_Your task_
How many lines of these entries hold the string "Background"? Answer with the number alone.
+---+
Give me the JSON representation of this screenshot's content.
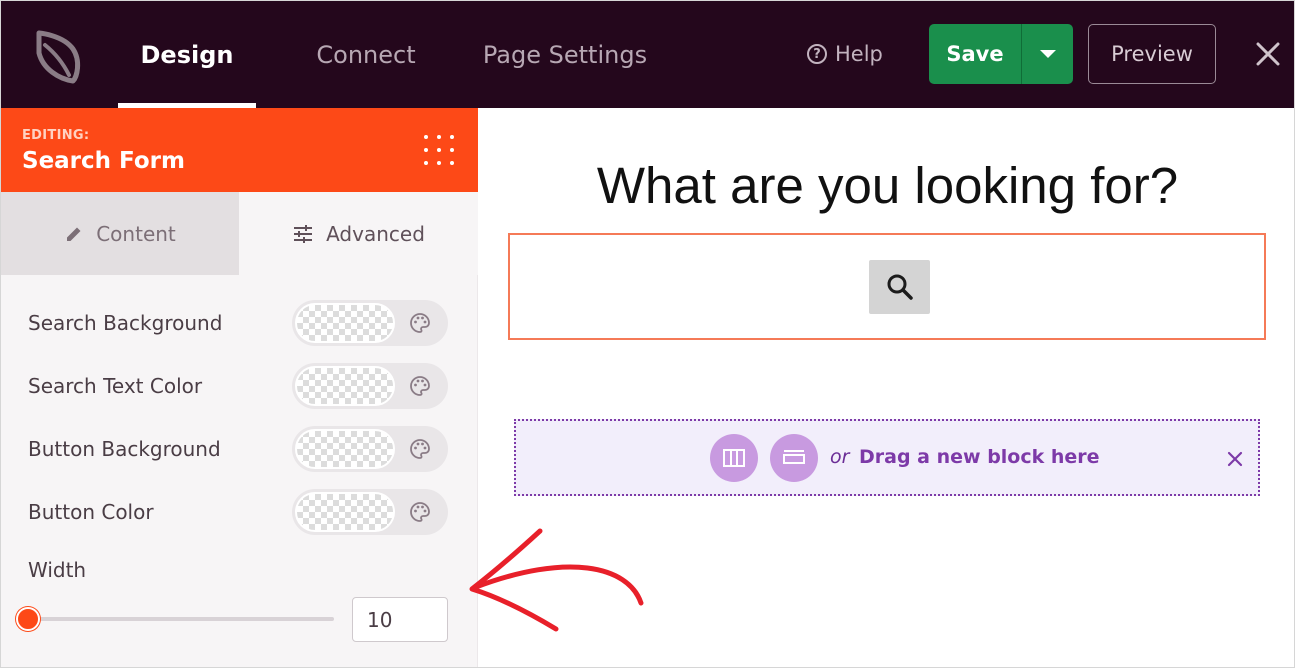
{
  "topbar": {
    "tabs": [
      {
        "label": "Design",
        "active": true
      },
      {
        "label": "Connect",
        "active": false
      },
      {
        "label": "Page Settings",
        "active": false
      }
    ],
    "help_label": "Help",
    "save_label": "Save",
    "preview_label": "Preview",
    "icons": [
      "logo-icon",
      "help-icon",
      "chevron-down-icon",
      "close-icon"
    ]
  },
  "sidebar": {
    "editing_kicker": "EDITING:",
    "editing_title": "Search Form",
    "tabs": [
      {
        "label": "Content",
        "icon": "pencil-icon",
        "active": true
      },
      {
        "label": "Advanced",
        "icon": "sliders-icon",
        "active": false
      }
    ],
    "color_rows": [
      {
        "label": "Search Background"
      },
      {
        "label": "Search Text Color"
      },
      {
        "label": "Button Background"
      },
      {
        "label": "Button Color"
      }
    ],
    "width": {
      "label": "Width",
      "value": "10",
      "slider_fraction": 0
    }
  },
  "canvas": {
    "headline": "What are you looking for?",
    "drop_zone": {
      "or_text": "or",
      "drag_text": "Drag a new block here"
    }
  },
  "colors": {
    "topbar_bg": "#24071c",
    "accent_orange": "#fd4917",
    "save_green": "#1a8f4c",
    "drop_purple": "#7d3aa8",
    "annotation_red": "#e8202a"
  }
}
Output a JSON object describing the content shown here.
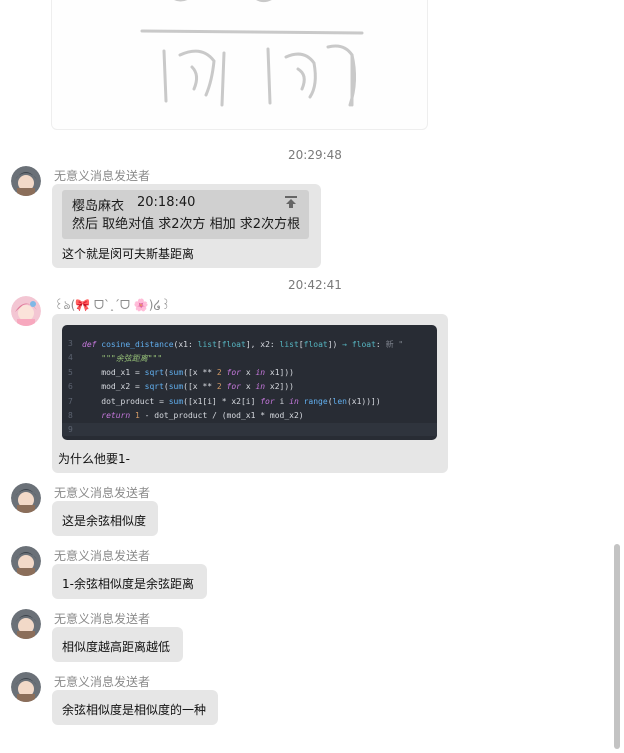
{
  "messages": [
    {
      "timestamp": "20:29:48",
      "sender": "无意义消息发送者",
      "quote": {
        "author": "樱岛麻衣",
        "time": "20:18:40",
        "text": "然后 取绝对值 求2次方 相加 求2次方根"
      },
      "text": "这个就是闵可夫斯基距离"
    },
    {
      "timestamp": "20:42:41",
      "sender": "꒰ঌ(🎀 ᗜ`˰´ᗜ 🌸)໒꒱",
      "code_lines": [
        {
          "no": "3",
          "text": "def cosine_distance(x1: list[float], x2: list[float]) → float: 新"
        },
        {
          "no": "4",
          "text": "\"\"\"余弦距离\"\"\""
        },
        {
          "no": "5",
          "text": "mod_x1 = sqrt(sum([x ** 2 for x in x1]))"
        },
        {
          "no": "6",
          "text": "mod_x2 = sqrt(sum([x ** 2 for x in x2]))"
        },
        {
          "no": "7",
          "text": "dot_product = sum([x1[i] * x2[i] for i in range(len(x1))])"
        },
        {
          "no": "8",
          "text": "return 1 - dot_product / (mod_x1 * mod_x2)"
        },
        {
          "no": "9",
          "text": ""
        }
      ],
      "text": "为什么他要1-"
    },
    {
      "sender": "无意义消息发送者",
      "text": "这是余弦相似度"
    },
    {
      "sender": "无意义消息发送者",
      "text": "1-余弦相似度是余弦距离"
    },
    {
      "sender": "无意义消息发送者",
      "text": "相似度越高距离越低"
    },
    {
      "sender": "无意义消息发送者",
      "text": "余弦相似度是相似度的一种"
    }
  ]
}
+---+
_Answer below_
2